*Requirements*
Single out the lines of the material that contain "opened" and copy them.

----------

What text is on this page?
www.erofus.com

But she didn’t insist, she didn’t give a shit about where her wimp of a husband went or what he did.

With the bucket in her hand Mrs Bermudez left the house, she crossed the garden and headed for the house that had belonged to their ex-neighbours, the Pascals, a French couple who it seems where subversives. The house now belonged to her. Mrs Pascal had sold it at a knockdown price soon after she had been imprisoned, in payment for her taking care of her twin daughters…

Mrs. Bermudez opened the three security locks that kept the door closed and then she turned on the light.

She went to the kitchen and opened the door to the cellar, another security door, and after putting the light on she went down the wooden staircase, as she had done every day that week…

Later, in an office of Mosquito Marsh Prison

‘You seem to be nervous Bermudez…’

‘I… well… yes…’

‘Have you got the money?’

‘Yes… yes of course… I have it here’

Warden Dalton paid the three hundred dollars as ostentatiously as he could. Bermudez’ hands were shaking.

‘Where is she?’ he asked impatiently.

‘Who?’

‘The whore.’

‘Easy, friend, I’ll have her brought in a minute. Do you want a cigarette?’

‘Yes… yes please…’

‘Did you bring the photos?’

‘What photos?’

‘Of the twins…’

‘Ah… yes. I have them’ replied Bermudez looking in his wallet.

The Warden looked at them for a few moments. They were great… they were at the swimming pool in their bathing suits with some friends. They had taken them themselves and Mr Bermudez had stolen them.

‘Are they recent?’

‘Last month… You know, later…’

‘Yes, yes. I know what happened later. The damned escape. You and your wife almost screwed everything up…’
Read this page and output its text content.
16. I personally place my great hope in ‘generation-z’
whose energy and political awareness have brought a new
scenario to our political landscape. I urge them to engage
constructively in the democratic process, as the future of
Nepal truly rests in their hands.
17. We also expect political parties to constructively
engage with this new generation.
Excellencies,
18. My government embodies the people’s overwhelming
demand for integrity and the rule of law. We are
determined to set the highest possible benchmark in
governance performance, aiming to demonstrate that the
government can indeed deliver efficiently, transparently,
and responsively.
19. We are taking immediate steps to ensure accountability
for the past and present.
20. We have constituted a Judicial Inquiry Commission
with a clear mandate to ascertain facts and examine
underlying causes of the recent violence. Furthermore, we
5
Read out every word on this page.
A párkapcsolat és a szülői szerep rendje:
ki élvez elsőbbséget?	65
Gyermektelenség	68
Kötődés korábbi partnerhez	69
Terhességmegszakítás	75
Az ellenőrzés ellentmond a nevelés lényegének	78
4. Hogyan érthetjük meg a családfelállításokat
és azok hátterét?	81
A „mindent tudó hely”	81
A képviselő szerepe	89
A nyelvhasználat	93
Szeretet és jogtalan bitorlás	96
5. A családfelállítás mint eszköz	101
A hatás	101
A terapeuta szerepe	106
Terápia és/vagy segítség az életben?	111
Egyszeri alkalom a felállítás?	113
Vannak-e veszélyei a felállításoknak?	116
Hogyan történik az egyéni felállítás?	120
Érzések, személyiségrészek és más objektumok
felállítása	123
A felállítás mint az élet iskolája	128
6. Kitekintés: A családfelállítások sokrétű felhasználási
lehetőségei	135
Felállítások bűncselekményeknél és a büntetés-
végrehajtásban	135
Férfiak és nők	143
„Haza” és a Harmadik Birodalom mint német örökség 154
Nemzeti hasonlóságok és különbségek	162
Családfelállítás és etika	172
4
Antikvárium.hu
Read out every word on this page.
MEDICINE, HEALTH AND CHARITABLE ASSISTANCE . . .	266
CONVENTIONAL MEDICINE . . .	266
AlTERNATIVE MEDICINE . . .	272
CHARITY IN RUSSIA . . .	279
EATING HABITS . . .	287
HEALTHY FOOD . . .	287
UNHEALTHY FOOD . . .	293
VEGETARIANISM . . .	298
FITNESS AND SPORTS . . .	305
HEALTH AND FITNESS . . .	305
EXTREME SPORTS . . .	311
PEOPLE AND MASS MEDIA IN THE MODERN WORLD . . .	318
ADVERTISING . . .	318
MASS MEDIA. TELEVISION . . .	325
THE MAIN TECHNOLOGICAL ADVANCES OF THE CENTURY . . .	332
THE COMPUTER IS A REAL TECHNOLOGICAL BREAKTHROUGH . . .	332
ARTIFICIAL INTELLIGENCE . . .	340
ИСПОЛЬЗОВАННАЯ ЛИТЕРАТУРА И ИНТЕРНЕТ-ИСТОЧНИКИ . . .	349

----------

*Solution for this task*
Mrs. Bermudez opened the three security locks that kept the door closed and then she turned on the light.
She went to the kitchen and opened the door to the cellar, another security door, and after putting the light on she went down the wooden staircase, as she had done every day that week…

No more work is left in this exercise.